• **Written instruction**:
Without the pictures, return all of the material exactly as written.
--- Supplied data ---
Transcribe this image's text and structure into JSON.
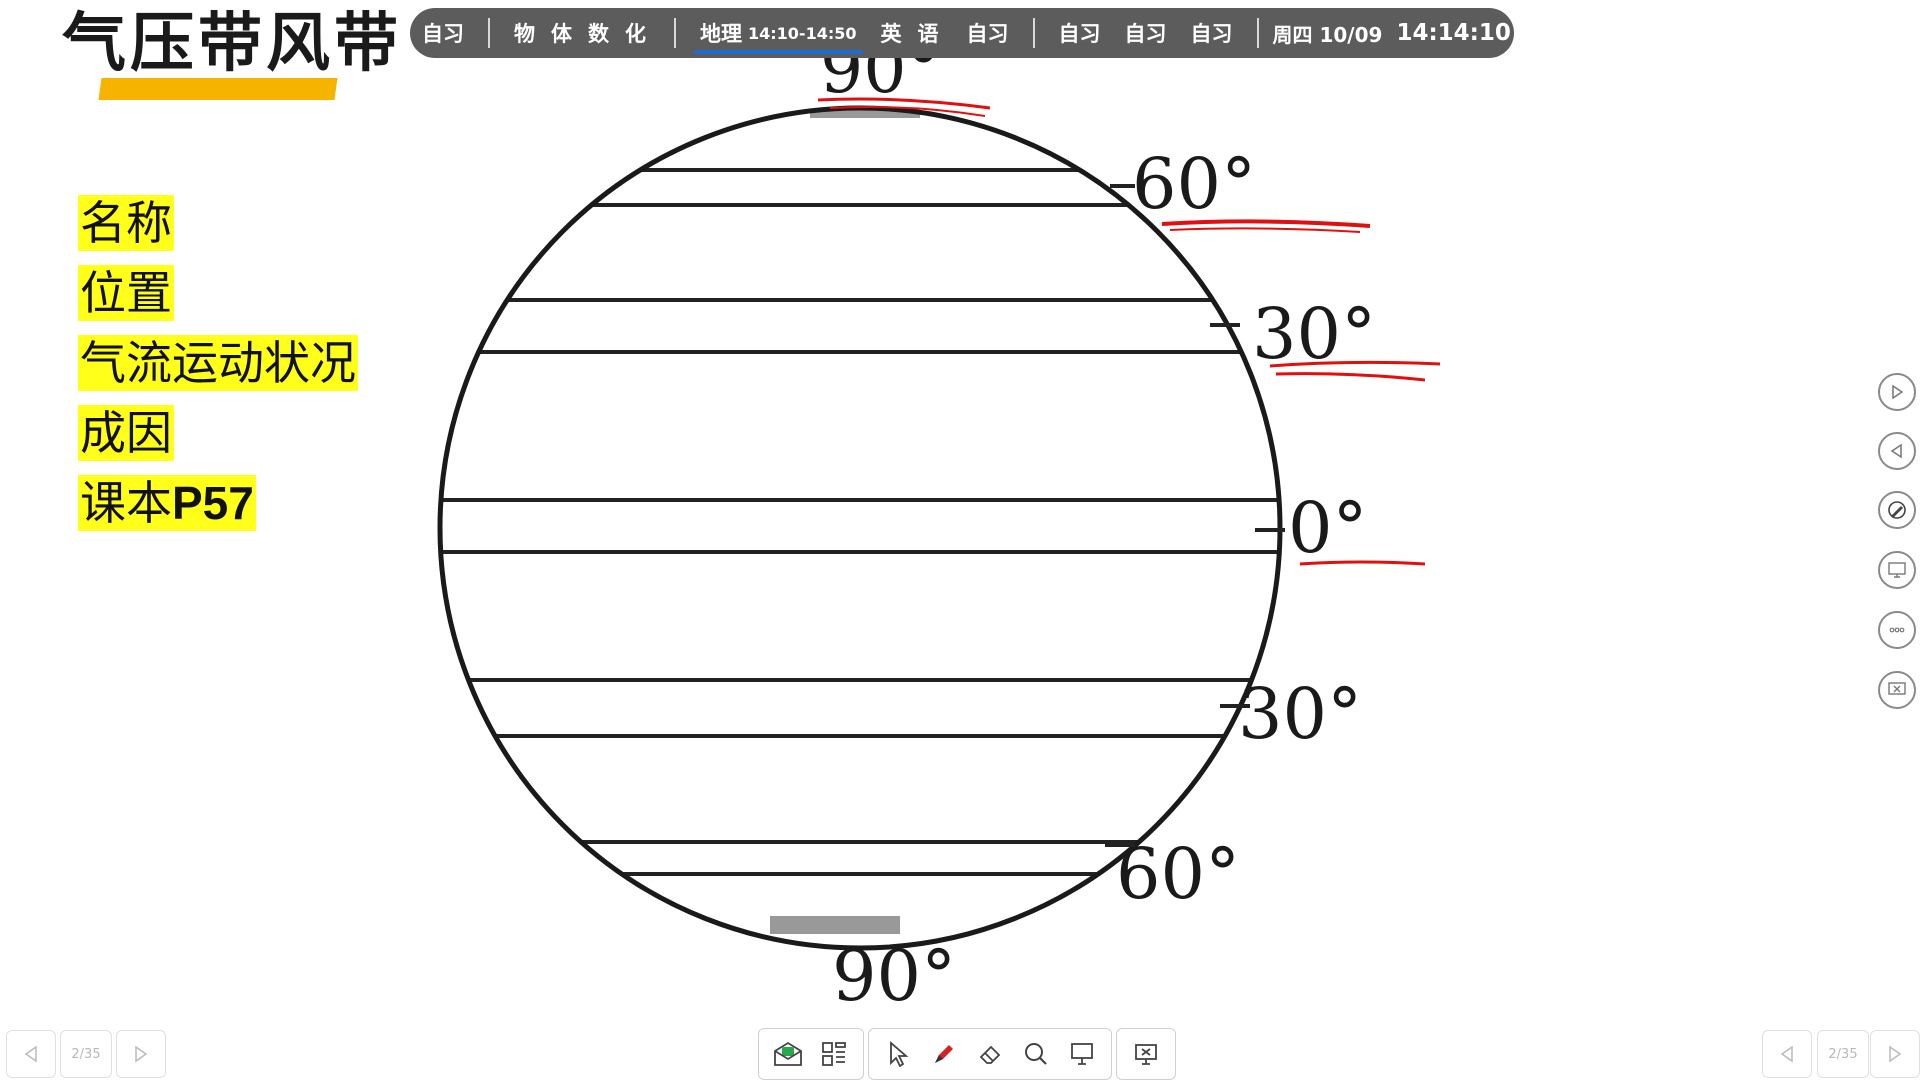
{
  "slide": {
    "title": "气压带风带",
    "labels": [
      "名称",
      "位置",
      "气流运动状况",
      "成因"
    ],
    "textbook_prefix": "课本",
    "textbook_page": "P57"
  },
  "schedule": {
    "items": [
      "自习",
      "物体数化",
      "地理",
      "14:10-14:50",
      "英语",
      "自习",
      "自习",
      "自习",
      "自习"
    ],
    "date": "周四 10/09",
    "time": "14:14:10",
    "active_color": "#1f6cd1"
  },
  "diagram": {
    "latitude_labels": [
      "90°",
      "60°",
      "30°",
      "0°",
      "30°",
      "60°",
      "90°"
    ],
    "latitude_values": [
      90,
      60,
      30,
      0,
      -30,
      -60,
      -90
    ],
    "annotation_color": "#e01010"
  },
  "pagination": {
    "left": "2/35",
    "right": "2/35"
  },
  "tools": [
    "send-icon",
    "apps-icon",
    "pointer-icon",
    "pen-icon",
    "eraser-icon",
    "search-icon",
    "screen-icon",
    "exit-icon"
  ]
}
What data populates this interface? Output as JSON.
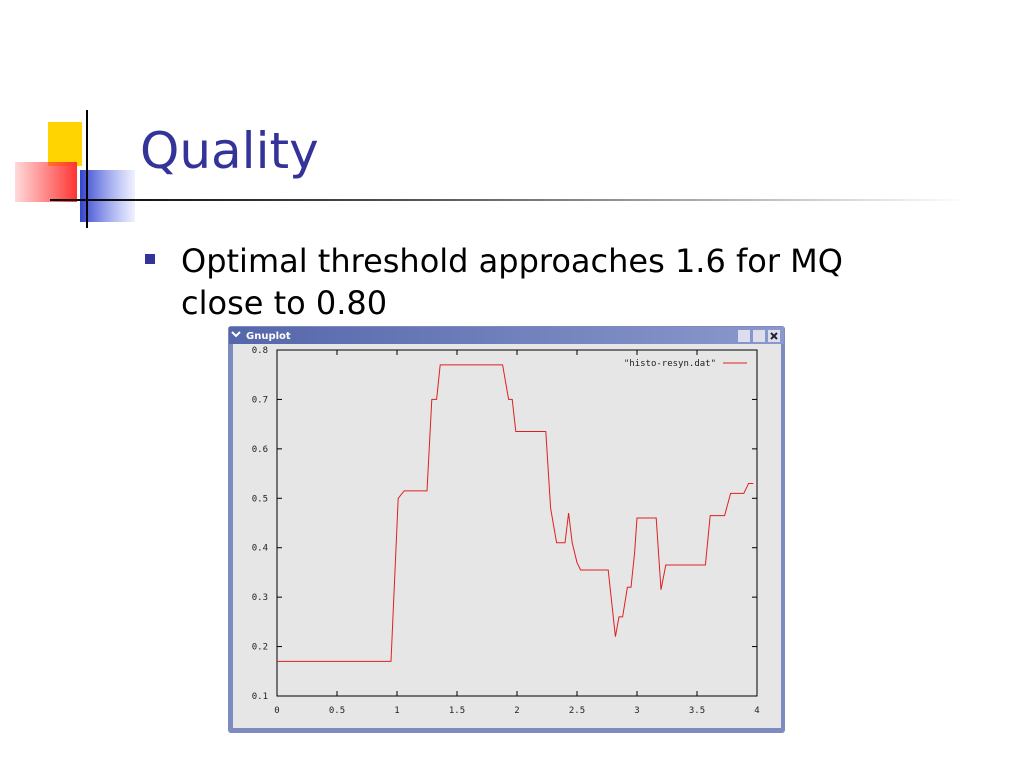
{
  "slide": {
    "title": "Quality",
    "bullet": [
      "Optimal threshold approaches 1.6 for MQ",
      "close to 0.80"
    ]
  },
  "window": {
    "title": "Gnuplot"
  },
  "chart_data": {
    "type": "line",
    "x": [
      0,
      0.95,
      1.01,
      1.06,
      1.25,
      1.29,
      1.33,
      1.36,
      1.88,
      1.93,
      1.96,
      1.99,
      2.24,
      2.28,
      2.33,
      2.4,
      2.43,
      2.46,
      2.5,
      2.53,
      2.76,
      2.82,
      2.85,
      2.88,
      2.92,
      2.95,
      2.98,
      3.0,
      3.16,
      3.2,
      3.24,
      3.57,
      3.61,
      3.73,
      3.78,
      3.89,
      3.93,
      3.97
    ],
    "series": [
      {
        "name": "\"histo-resyn.dat\"",
        "color": "#e02020",
        "values": [
          0.17,
          0.17,
          0.5,
          0.515,
          0.515,
          0.7,
          0.7,
          0.77,
          0.77,
          0.7,
          0.7,
          0.635,
          0.635,
          0.48,
          0.41,
          0.41,
          0.47,
          0.41,
          0.37,
          0.355,
          0.355,
          0.22,
          0.26,
          0.26,
          0.32,
          0.32,
          0.39,
          0.46,
          0.46,
          0.315,
          0.365,
          0.365,
          0.465,
          0.465,
          0.51,
          0.51,
          0.53,
          0.53
        ]
      }
    ],
    "xlim": [
      0,
      4
    ],
    "ylim": [
      0.1,
      0.8
    ],
    "xticks": [
      0,
      0.5,
      1,
      1.5,
      2,
      2.5,
      3,
      3.5,
      4
    ],
    "yticks": [
      0.1,
      0.2,
      0.3,
      0.4,
      0.5,
      0.6,
      0.7,
      0.8
    ],
    "legend": "upper right"
  }
}
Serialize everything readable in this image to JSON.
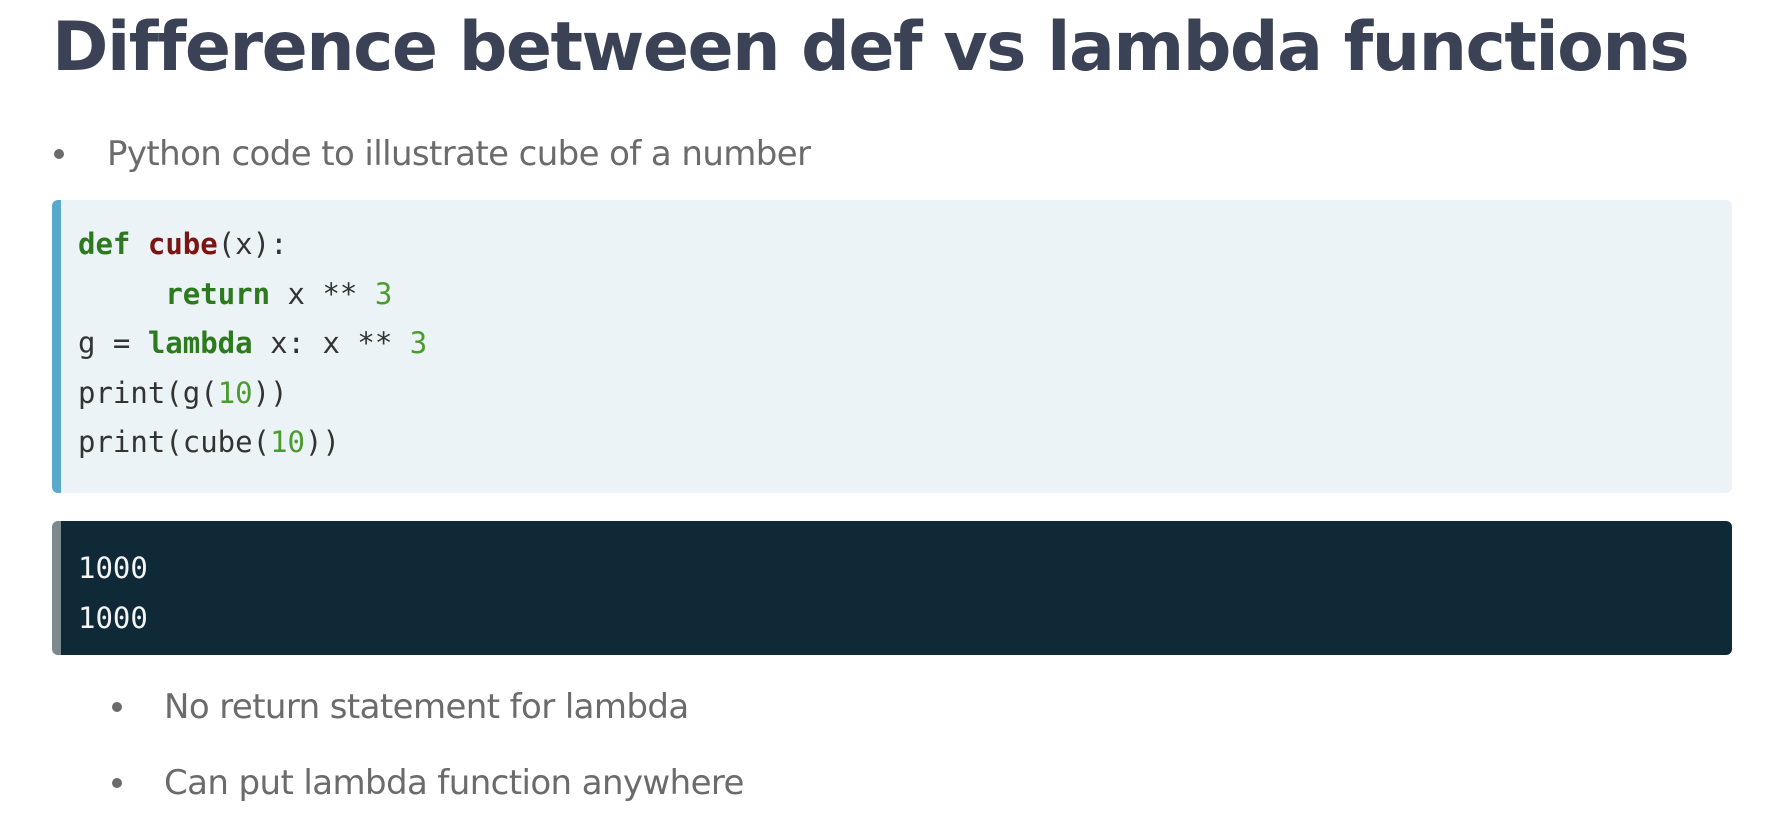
---
• **Full response**:
Transcribe this image's text and structure into JSON.
{
  "slide": {
    "title": "气压带风带",
    "labels": [
      "名称",
      "位置",
      "气流运动状况",
      "成因"
    ],
    "textbook_prefix": "课本",
    "textbook_page": "P57"
  },
  "schedule": {
    "items": [
      "自习",
      "物体数化",
      "地理",
      "14:10-14:50",
      "英语",
      "自习",
      "自习",
      "自习",
      "自习"
    ],
    "date": "周四 10/09",
    "time": "14:14:10",
    "active_color": "#1f6cd1"
  },
  "diagram": {
    "latitude_labels": [
      "90°",
      "60°",
      "30°",
      "0°",
      "30°",
      "60°",
      "90°"
    ],
    "latitude_values": [
      90,
      60,
      30,
      0,
      -30,
      -60,
      -90
    ],
    "annotation_color": "#e01010"
  },
  "pagination": {
    "left": "2/35",
    "right": "2/35"
  },
  "tools": [
    "send-icon",
    "apps-icon",
    "pointer-icon",
    "pen-icon",
    "eraser-icon",
    "search-icon",
    "screen-icon",
    "exit-icon"
  ]
}
What data populates this interface? Output as JSON.
{
  "slide": {
    "title": "Quality",
    "bullet": [
      "Optimal threshold approaches 1.6 for MQ",
      "close to 0.80"
    ]
  },
  "window": {
    "title": "Gnuplot"
  },
  "chart_data": {
    "type": "line",
    "x": [
      0,
      0.95,
      1.01,
      1.06,
      1.25,
      1.29,
      1.33,
      1.36,
      1.88,
      1.93,
      1.96,
      1.99,
      2.24,
      2.28,
      2.33,
      2.4,
      2.43,
      2.46,
      2.5,
      2.53,
      2.76,
      2.82,
      2.85,
      2.88,
      2.92,
      2.95,
      2.98,
      3.0,
      3.16,
      3.2,
      3.24,
      3.57,
      3.61,
      3.73,
      3.78,
      3.89,
      3.93,
      3.97
    ],
    "series": [
      {
        "name": "\"histo-resyn.dat\"",
        "color": "#e02020",
        "values": [
          0.17,
          0.17,
          0.5,
          0.515,
          0.515,
          0.7,
          0.7,
          0.77,
          0.77,
          0.7,
          0.7,
          0.635,
          0.635,
          0.48,
          0.41,
          0.41,
          0.47,
          0.41,
          0.37,
          0.355,
          0.355,
          0.22,
          0.26,
          0.26,
          0.32,
          0.32,
          0.39,
          0.46,
          0.46,
          0.315,
          0.365,
          0.365,
          0.465,
          0.465,
          0.51,
          0.51,
          0.53,
          0.53
        ]
      }
    ],
    "xlim": [
      0,
      4
    ],
    "ylim": [
      0.1,
      0.8
    ],
    "xticks": [
      0,
      0.5,
      1,
      1.5,
      2,
      2.5,
      3,
      3.5,
      4
    ],
    "yticks": [
      0.1,
      0.2,
      0.3,
      0.4,
      0.5,
      0.6,
      0.7,
      0.8
    ],
    "legend": "upper right"
  }
}
Serialize everything readable in this image to JSON.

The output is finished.